[Dataset records]

▼

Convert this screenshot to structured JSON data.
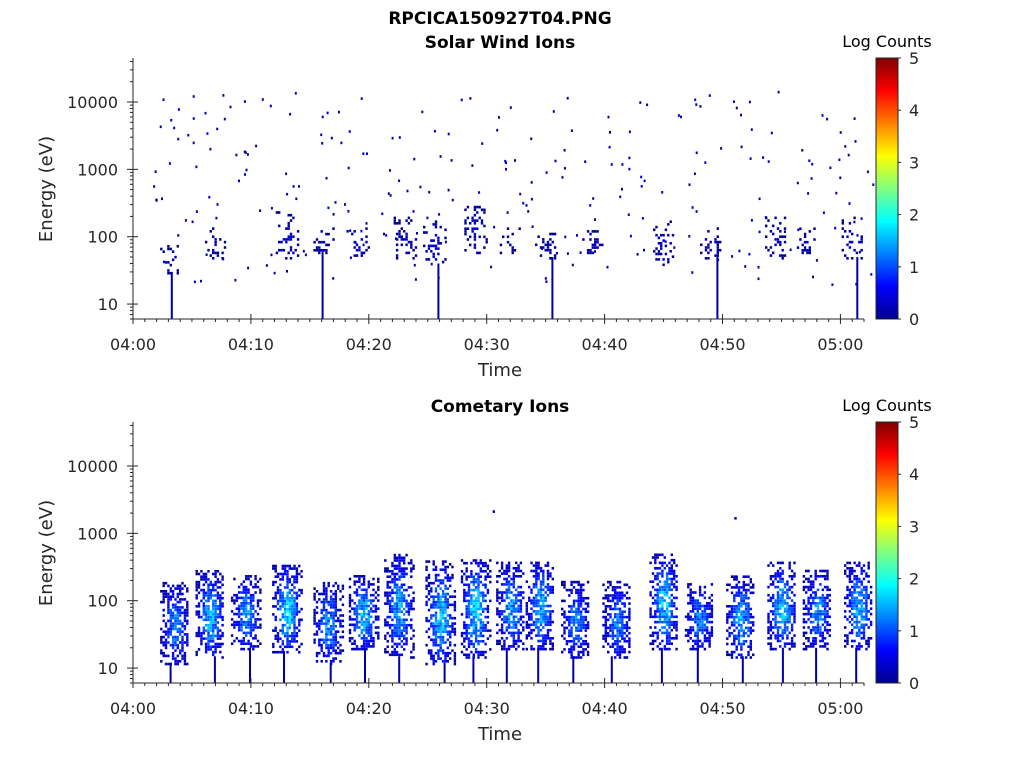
{
  "figure_title": "RPCICA150927T04.PNG",
  "chart_data": [
    {
      "type": "heatmap",
      "title": "Solar Wind Ions",
      "xlabel": "Time",
      "ylabel": "Energy (eV)",
      "x_ticks": [
        "04:00",
        "04:10",
        "04:20",
        "04:30",
        "04:40",
        "04:50",
        "05:00"
      ],
      "x_range": [
        "04:00",
        "05:02"
      ],
      "y_scale": "log",
      "y_ticks": [
        10,
        100,
        1000,
        10000
      ],
      "y_range": [
        6,
        45000
      ],
      "colorbar": {
        "label": "Log Counts",
        "range": [
          0,
          5
        ],
        "ticks": [
          0,
          1,
          2,
          3,
          4,
          5
        ],
        "colormap": "jet"
      },
      "description": "sparse scattered counts, mostly log counts near 0-0.5, clustered 30-300 eV with scattered dots up to ~15000 eV",
      "bursts": [
        {
          "time": "04:03",
          "e_low": 30,
          "e_high": 80,
          "peak": 0.3
        },
        {
          "time": "04:07",
          "e_low": 50,
          "e_high": 150,
          "peak": 0.3
        },
        {
          "time": "04:13",
          "e_low": 50,
          "e_high": 250,
          "peak": 0.5
        },
        {
          "time": "04:16",
          "e_low": 60,
          "e_high": 150,
          "peak": 0.3
        },
        {
          "time": "04:19",
          "e_low": 50,
          "e_high": 150,
          "peak": 0.4
        },
        {
          "time": "04:23",
          "e_low": 50,
          "e_high": 200,
          "peak": 0.4
        },
        {
          "time": "04:25.5",
          "e_low": 40,
          "e_high": 200,
          "peak": 0.5
        },
        {
          "time": "04:29",
          "e_low": 60,
          "e_high": 300,
          "peak": 0.5
        },
        {
          "time": "04:32",
          "e_low": 60,
          "e_high": 150,
          "peak": 0.3
        },
        {
          "time": "04:35",
          "e_low": 50,
          "e_high": 120,
          "peak": 0.3
        },
        {
          "time": "04:39",
          "e_low": 60,
          "e_high": 150,
          "peak": 0.3
        },
        {
          "time": "04:45",
          "e_low": 40,
          "e_high": 200,
          "peak": 0.4
        },
        {
          "time": "04:49",
          "e_low": 50,
          "e_high": 150,
          "peak": 0.4
        },
        {
          "time": "04:54.5",
          "e_low": 50,
          "e_high": 200,
          "peak": 0.4
        },
        {
          "time": "04:57",
          "e_low": 60,
          "e_high": 150,
          "peak": 0.3
        },
        {
          "time": "05:01",
          "e_low": 50,
          "e_high": 200,
          "peak": 0.5
        }
      ]
    },
    {
      "type": "heatmap",
      "title": "Cometary Ions",
      "xlabel": "Time",
      "ylabel": "Energy (eV)",
      "x_ticks": [
        "04:00",
        "04:10",
        "04:20",
        "04:30",
        "04:40",
        "04:50",
        "05:00"
      ],
      "x_range": [
        "04:00",
        "05:02"
      ],
      "y_scale": "log",
      "y_ticks": [
        10,
        100,
        1000,
        10000
      ],
      "y_range": [
        6,
        45000
      ],
      "colorbar": {
        "label": "Log Counts",
        "range": [
          0,
          5
        ],
        "ticks": [
          0,
          1,
          2,
          3,
          4,
          5
        ],
        "colormap": "jet"
      },
      "description": "periodic bursts roughly every 3 minutes spanning ~15-400 eV, peak log counts ~1.5-2 near 60-150 eV",
      "bursts": [
        {
          "time": "04:03.5",
          "e_low": 12,
          "e_high": 200,
          "peak": 1.4
        },
        {
          "time": "04:06.5",
          "e_low": 15,
          "e_high": 300,
          "peak": 1.7
        },
        {
          "time": "04:09.5",
          "e_low": 20,
          "e_high": 250,
          "peak": 1.5
        },
        {
          "time": "04:13",
          "e_low": 18,
          "e_high": 350,
          "peak": 1.9
        },
        {
          "time": "04:16.5",
          "e_low": 12,
          "e_high": 200,
          "peak": 1.5
        },
        {
          "time": "04:19.5",
          "e_low": 20,
          "e_high": 250,
          "peak": 1.8
        },
        {
          "time": "04:22.5",
          "e_low": 15,
          "e_high": 500,
          "peak": 1.6
        },
        {
          "time": "04:26",
          "e_low": 12,
          "e_high": 400,
          "peak": 1.8
        },
        {
          "time": "04:29",
          "e_low": 15,
          "e_high": 450,
          "peak": 1.9
        },
        {
          "time": "04:32",
          "e_low": 20,
          "e_high": 400,
          "peak": 1.6
        },
        {
          "time": "04:34.5",
          "e_low": 20,
          "e_high": 400,
          "peak": 1.7
        },
        {
          "time": "04:37.5",
          "e_low": 15,
          "e_high": 200,
          "peak": 1.4
        },
        {
          "time": "04:41",
          "e_low": 15,
          "e_high": 200,
          "peak": 1.4
        },
        {
          "time": "04:45",
          "e_low": 20,
          "e_high": 550,
          "peak": 1.8
        },
        {
          "time": "04:48",
          "e_low": 20,
          "e_high": 200,
          "peak": 1.4
        },
        {
          "time": "04:51.5",
          "e_low": 15,
          "e_high": 250,
          "peak": 1.6
        },
        {
          "time": "04:55",
          "e_low": 20,
          "e_high": 400,
          "peak": 1.8
        },
        {
          "time": "04:58",
          "e_low": 20,
          "e_high": 300,
          "peak": 1.5
        },
        {
          "time": "05:01.5",
          "e_low": 20,
          "e_high": 400,
          "peak": 1.7
        }
      ],
      "isolated_points": [
        {
          "time": "04:30.5",
          "energy": 2200,
          "value": 0.3
        },
        {
          "time": "04:51",
          "energy": 1750,
          "value": 0.3
        }
      ]
    }
  ]
}
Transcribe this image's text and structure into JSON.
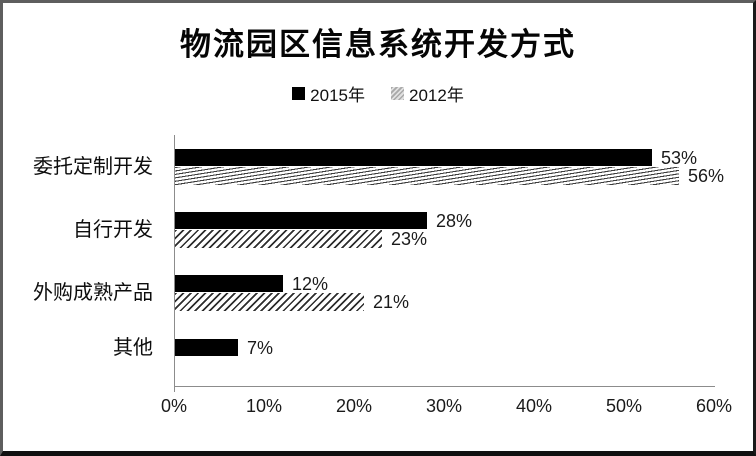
{
  "chart_data": {
    "type": "bar",
    "orientation": "horizontal",
    "title": "物流园区信息系统开发方式",
    "categories": [
      "委托定制开发",
      "自行开发",
      "外购成熟产品",
      "其他"
    ],
    "series": [
      {
        "name": "2015年",
        "style": "solid",
        "color": "#000000",
        "values": [
          53,
          28,
          12,
          7
        ]
      },
      {
        "name": "2012年",
        "style": "hatched",
        "color": "#9a9a9a",
        "values": [
          56,
          23,
          21,
          null
        ]
      }
    ],
    "value_suffix": "%",
    "xlim": [
      0,
      60
    ],
    "x_ticks": [
      "0%",
      "10%",
      "20%",
      "30%",
      "40%",
      "50%",
      "60%"
    ],
    "legend_position": "top-center",
    "grid": false,
    "axis_color": "#8c8c8c",
    "text_color": "#1a1a1a"
  }
}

▲

> _Directions for this task_: From the records above, how many lines include the word "description"? Only the number is wanted.

> _Output_: 2